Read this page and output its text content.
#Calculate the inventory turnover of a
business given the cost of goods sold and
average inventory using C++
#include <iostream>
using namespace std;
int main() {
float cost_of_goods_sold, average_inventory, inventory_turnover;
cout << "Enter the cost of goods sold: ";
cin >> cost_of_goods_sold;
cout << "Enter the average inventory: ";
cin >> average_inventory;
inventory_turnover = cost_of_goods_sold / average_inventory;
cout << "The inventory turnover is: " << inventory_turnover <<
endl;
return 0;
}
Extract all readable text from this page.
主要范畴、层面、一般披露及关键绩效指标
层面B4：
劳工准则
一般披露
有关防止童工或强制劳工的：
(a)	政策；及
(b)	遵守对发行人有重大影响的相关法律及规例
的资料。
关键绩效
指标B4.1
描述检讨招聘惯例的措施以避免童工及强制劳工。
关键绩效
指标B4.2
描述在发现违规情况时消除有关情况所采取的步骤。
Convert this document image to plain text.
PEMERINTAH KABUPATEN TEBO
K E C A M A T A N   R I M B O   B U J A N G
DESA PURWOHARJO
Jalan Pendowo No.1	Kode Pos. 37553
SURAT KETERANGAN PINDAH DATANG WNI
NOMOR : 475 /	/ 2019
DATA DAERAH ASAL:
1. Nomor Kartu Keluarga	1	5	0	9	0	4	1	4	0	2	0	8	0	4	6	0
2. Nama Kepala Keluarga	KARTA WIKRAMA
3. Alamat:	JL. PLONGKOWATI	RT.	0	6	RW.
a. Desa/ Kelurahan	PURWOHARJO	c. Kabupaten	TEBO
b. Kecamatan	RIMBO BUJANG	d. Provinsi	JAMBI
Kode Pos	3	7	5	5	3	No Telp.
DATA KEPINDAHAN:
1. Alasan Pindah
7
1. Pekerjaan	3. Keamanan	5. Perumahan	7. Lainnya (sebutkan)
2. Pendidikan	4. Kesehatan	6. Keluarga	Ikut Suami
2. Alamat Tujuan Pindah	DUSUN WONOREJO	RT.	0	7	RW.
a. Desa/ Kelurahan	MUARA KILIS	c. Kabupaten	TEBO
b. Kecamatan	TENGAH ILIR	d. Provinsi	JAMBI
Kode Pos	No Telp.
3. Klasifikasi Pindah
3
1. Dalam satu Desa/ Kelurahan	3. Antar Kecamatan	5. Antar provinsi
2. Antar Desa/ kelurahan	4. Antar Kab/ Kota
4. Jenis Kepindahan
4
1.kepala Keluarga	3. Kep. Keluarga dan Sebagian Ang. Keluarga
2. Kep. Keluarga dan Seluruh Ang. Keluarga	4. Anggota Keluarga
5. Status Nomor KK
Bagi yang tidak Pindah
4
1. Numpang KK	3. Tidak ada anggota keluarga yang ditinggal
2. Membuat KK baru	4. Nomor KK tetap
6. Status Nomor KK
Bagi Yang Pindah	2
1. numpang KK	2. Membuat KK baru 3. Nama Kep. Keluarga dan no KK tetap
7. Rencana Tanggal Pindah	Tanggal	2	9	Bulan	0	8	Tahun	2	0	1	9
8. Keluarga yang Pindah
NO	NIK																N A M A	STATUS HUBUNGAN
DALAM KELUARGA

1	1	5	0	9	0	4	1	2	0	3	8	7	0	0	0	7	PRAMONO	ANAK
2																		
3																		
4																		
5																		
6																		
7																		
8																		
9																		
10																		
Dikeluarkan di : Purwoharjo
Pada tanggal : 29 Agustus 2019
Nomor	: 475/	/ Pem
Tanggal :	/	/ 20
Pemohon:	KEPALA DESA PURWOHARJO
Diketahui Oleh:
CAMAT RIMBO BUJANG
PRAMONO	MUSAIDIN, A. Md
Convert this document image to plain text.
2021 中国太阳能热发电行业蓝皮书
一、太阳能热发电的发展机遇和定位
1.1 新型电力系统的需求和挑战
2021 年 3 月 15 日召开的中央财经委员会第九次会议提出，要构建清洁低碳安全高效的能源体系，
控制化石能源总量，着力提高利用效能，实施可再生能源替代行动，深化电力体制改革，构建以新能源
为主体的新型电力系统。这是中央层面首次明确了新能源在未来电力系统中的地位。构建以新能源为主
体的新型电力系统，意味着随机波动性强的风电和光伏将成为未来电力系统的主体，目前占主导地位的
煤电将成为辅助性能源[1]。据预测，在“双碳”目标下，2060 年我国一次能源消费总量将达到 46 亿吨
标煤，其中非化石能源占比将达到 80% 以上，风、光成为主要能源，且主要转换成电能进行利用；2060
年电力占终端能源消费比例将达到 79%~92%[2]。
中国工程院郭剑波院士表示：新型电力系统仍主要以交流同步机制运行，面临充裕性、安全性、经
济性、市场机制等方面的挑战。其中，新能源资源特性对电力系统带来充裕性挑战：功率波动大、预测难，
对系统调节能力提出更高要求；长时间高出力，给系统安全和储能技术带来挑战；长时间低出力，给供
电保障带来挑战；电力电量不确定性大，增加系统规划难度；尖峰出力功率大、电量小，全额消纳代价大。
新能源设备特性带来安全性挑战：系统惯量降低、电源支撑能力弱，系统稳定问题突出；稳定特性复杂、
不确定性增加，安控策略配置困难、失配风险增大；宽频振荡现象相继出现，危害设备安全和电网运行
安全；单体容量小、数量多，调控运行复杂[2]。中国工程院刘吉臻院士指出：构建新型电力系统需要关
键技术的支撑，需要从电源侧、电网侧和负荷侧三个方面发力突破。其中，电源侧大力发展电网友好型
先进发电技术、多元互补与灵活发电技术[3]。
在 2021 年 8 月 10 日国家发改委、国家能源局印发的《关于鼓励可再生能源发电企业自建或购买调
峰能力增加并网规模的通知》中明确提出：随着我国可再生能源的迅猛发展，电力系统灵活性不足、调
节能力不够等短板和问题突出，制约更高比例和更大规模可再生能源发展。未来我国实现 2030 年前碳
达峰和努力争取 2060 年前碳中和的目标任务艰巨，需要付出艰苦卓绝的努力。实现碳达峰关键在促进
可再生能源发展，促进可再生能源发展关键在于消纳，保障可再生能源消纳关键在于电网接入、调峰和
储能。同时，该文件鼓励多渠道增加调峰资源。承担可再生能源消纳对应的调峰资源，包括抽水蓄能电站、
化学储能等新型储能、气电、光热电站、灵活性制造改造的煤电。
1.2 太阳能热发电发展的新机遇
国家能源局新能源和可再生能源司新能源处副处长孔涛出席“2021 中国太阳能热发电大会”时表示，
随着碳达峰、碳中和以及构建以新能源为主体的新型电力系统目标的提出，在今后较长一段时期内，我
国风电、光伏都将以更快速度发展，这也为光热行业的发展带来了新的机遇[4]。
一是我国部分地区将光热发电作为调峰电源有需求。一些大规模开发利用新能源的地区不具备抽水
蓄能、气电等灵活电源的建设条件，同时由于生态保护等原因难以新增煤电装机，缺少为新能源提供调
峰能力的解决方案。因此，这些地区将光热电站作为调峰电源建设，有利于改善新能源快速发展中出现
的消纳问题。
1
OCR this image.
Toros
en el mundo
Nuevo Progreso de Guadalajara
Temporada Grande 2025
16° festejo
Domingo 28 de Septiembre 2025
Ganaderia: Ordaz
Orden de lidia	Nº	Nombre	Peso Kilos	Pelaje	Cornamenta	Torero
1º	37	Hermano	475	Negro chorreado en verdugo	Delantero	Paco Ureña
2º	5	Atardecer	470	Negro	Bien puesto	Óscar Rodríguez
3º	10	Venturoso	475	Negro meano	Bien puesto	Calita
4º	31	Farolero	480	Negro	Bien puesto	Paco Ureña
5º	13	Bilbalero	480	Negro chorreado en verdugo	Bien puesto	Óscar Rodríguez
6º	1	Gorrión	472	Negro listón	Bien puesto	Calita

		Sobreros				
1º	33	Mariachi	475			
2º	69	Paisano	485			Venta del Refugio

[Exercise goal]:
Transcribe every entry word for word.

[Result for this task]:
Read this page and output its text content.
#Calculate the inventory turnover of a
business given the cost of goods sold and
average inventory using C++
#include <iostream>
using namespace std;
int main() {
float cost_of_goods_sold, average_inventory, inventory_turnover;
cout << "Enter the cost of goods sold: ";
cin >> cost_of_goods_sold;
cout << "Enter the average inventory: ";
cin >> average_inventory;
inventory_turnover = cost_of_goods_sold / average_inventory;
cout << "The inventory turnover is: " << inventory_turnover <<
endl;
return 0;
}
Extract all readable text from this page.
主要范畴、层面、一般披露及关键绩效指标
层面B4：
劳工准则
一般披露
有关防止童工或强制劳工的：
(a)	政策；及
(b)	遵守对发行人有重大影响的相关法律及规例
的资料。
关键绩效
指标B4.1
描述检讨招聘惯例的措施以避免童工及强制劳工。
关键绩效
指标B4.2
描述在发现违规情况时消除有关情况所采取的步骤。
Convert this document image to plain text.
PEMERINTAH KABUPATEN TEBO
K E C A M A T A N   R I M B O   B U J A N G
DESA PURWOHARJO
Jalan Pendowo No.1	Kode Pos. 37553
SURAT KETERANGAN PINDAH DATANG WNI
NOMOR : 475 /	/ 2019
DATA DAERAH ASAL:
1. Nomor Kartu Keluarga	1	5	0	9	0	4	1	4	0	2	0	8	0	4	6	0
2. Nama Kepala Keluarga	KARTA WIKRAMA
3. Alamat:	JL. PLONGKOWATI	RT.	0	6	RW.
a. Desa/ Kelurahan	PURWOHARJO	c. Kabupaten	TEBO
b. Kecamatan	RIMBO BUJANG	d. Provinsi	JAMBI
Kode Pos	3	7	5	5	3	No Telp.
DATA KEPINDAHAN:
1. Alasan Pindah
7
1. Pekerjaan	3. Keamanan	5. Perumahan	7. Lainnya (sebutkan)
2. Pendidikan	4. Kesehatan	6. Keluarga	Ikut Suami
2. Alamat Tujuan Pindah	DUSUN WONOREJO	RT.	0	7	RW.
a. Desa/ Kelurahan	MUARA KILIS	c. Kabupaten	TEBO
b. Kecamatan	TENGAH ILIR	d. Provinsi	JAMBI
Kode Pos	No Telp.
3. Klasifikasi Pindah
3
1. Dalam satu Desa/ Kelurahan	3. Antar Kecamatan	5. Antar provinsi
2. Antar Desa/ kelurahan	4. Antar Kab/ Kota
4. Jenis Kepindahan
4
1.kepala Keluarga	3. Kep. Keluarga dan Sebagian Ang. Keluarga
2. Kep. Keluarga dan Seluruh Ang. Keluarga	4. Anggota Keluarga
5. Status Nomor KK
Bagi yang tidak Pindah
4
1. Numpang KK	3. Tidak ada anggota keluarga yang ditinggal
2. Membuat KK baru	4. Nomor KK tetap
6. Status Nomor KK
Bagi Yang Pindah	2
1. numpang KK	2. Membuat KK baru 3. Nama Kep. Keluarga dan no KK tetap
7. Rencana Tanggal Pindah	Tanggal	2	9	Bulan	0	8	Tahun	2	0	1	9
8. Keluarga yang Pindah
NO	NIK																N A M A	STATUS HUBUNGAN
DALAM KELUARGA

1	1	5	0	9	0	4	1	2	0	3	8	7	0	0	0	7	PRAMONO	ANAK
2																		
3																		
4																		
5																		
6																		
7																		
8																		
9																		
10																		
Dikeluarkan di : Purwoharjo
Pada tanggal : 29 Agustus 2019
Nomor	: 475/	/ Pem
Tanggal :	/	/ 20
Pemohon:	KEPALA DESA PURWOHARJO
Diketahui Oleh:
CAMAT RIMBO BUJANG
PRAMONO	MUSAIDIN, A. Md
Convert this document image to plain text.
2021 中国太阳能热发电行业蓝皮书
一、太阳能热发电的发展机遇和定位
1.1 新型电力系统的需求和挑战
2021 年 3 月 15 日召开的中央财经委员会第九次会议提出，要构建清洁低碳安全高效的能源体系，
控制化石能源总量，着力提高利用效能，实施可再生能源替代行动，深化电力体制改革，构建以新能源
为主体的新型电力系统。这是中央层面首次明确了新能源在未来电力系统中的地位。构建以新能源为主
体的新型电力系统，意味着随机波动性强的风电和光伏将成为未来电力系统的主体，目前占主导地位的
煤电将成为辅助性能源[1]。据预测，在“双碳”目标下，2060 年我国一次能源消费总量将达到 46 亿吨
标煤，其中非化石能源占比将达到 80% 以上，风、光成为主要能源，且主要转换成电能进行利用；2060
年电力占终端能源消费比例将达到 79%~92%[2]。
中国工程院郭剑波院士表示：新型电力系统仍主要以交流同步机制运行，面临充裕性、安全性、经
济性、市场机制等方面的挑战。其中，新能源资源特性对电力系统带来充裕性挑战：功率波动大、预测难，
对系统调节能力提出更高要求；长时间高出力，给系统安全和储能技术带来挑战；长时间低出力，给供
电保障带来挑战；电力电量不确定性大，增加系统规划难度；尖峰出力功率大、电量小，全额消纳代价大。
新能源设备特性带来安全性挑战：系统惯量降低、电源支撑能力弱，系统稳定问题突出；稳定特性复杂、
不确定性增加，安控策略配置困难、失配风险增大；宽频振荡现象相继出现，危害设备安全和电网运行
安全；单体容量小、数量多，调控运行复杂[2]。中国工程院刘吉臻院士指出：构建新型电力系统需要关
键技术的支撑，需要从电源侧、电网侧和负荷侧三个方面发力突破。其中，电源侧大力发展电网友好型
先进发电技术、多元互补与灵活发电技术[3]。
在 2021 年 8 月 10 日国家发改委、国家能源局印发的《关于鼓励可再生能源发电企业自建或购买调
峰能力增加并网规模的通知》中明确提出：随着我国可再生能源的迅猛发展，电力系统灵活性不足、调
节能力不够等短板和问题突出，制约更高比例和更大规模可再生能源发展。未来我国实现 2030 年前碳
达峰和努力争取 2060 年前碳中和的目标任务艰巨，需要付出艰苦卓绝的努力。实现碳达峰关键在促进
可再生能源发展，促进可再生能源发展关键在于消纳，保障可再生能源消纳关键在于电网接入、调峰和
储能。同时，该文件鼓励多渠道增加调峰资源。承担可再生能源消纳对应的调峰资源，包括抽水蓄能电站、
化学储能等新型储能、气电、光热电站、灵活性制造改造的煤电。
1.2 太阳能热发电发展的新机遇
国家能源局新能源和可再生能源司新能源处副处长孔涛出席“2021 中国太阳能热发电大会”时表示，
随着碳达峰、碳中和以及构建以新能源为主体的新型电力系统目标的提出，在今后较长一段时期内，我
国风电、光伏都将以更快速度发展，这也为光热行业的发展带来了新的机遇[4]。
一是我国部分地区将光热发电作为调峰电源有需求。一些大规模开发利用新能源的地区不具备抽水
蓄能、气电等灵活电源的建设条件，同时由于生态保护等原因难以新增煤电装机，缺少为新能源提供调
峰能力的解决方案。因此，这些地区将光热电站作为调峰电源建设，有利于改善新能源快速发展中出现
的消纳问题。
1
OCR this image.
Toros
en el mundo
Nuevo Progreso de Guadalajara
Temporada Grande 2025
16° festejo
Domingo 28 de Septiembre 2025
Ganaderia: Ordaz
Orden de lidia	Nº	Nombre	Peso Kilos	Pelaje	Cornamenta	Torero
1º	37	Hermano	475	Negro chorreado en verdugo	Delantero	Paco Ureña
2º	5	Atardecer	470	Negro	Bien puesto	Óscar Rodríguez
3º	10	Venturoso	475	Negro meano	Bien puesto	Calita
4º	31	Farolero	480	Negro	Bien puesto	Paco Ureña
5º	13	Bilbalero	480	Negro chorreado en verdugo	Bien puesto	Óscar Rodríguez
6º	1	Gorrión	472	Negro listón	Bien puesto	Calita

		Sobreros				
1º	33	Mariachi	475			
2º	69	Paisano	485			Venta del Refugio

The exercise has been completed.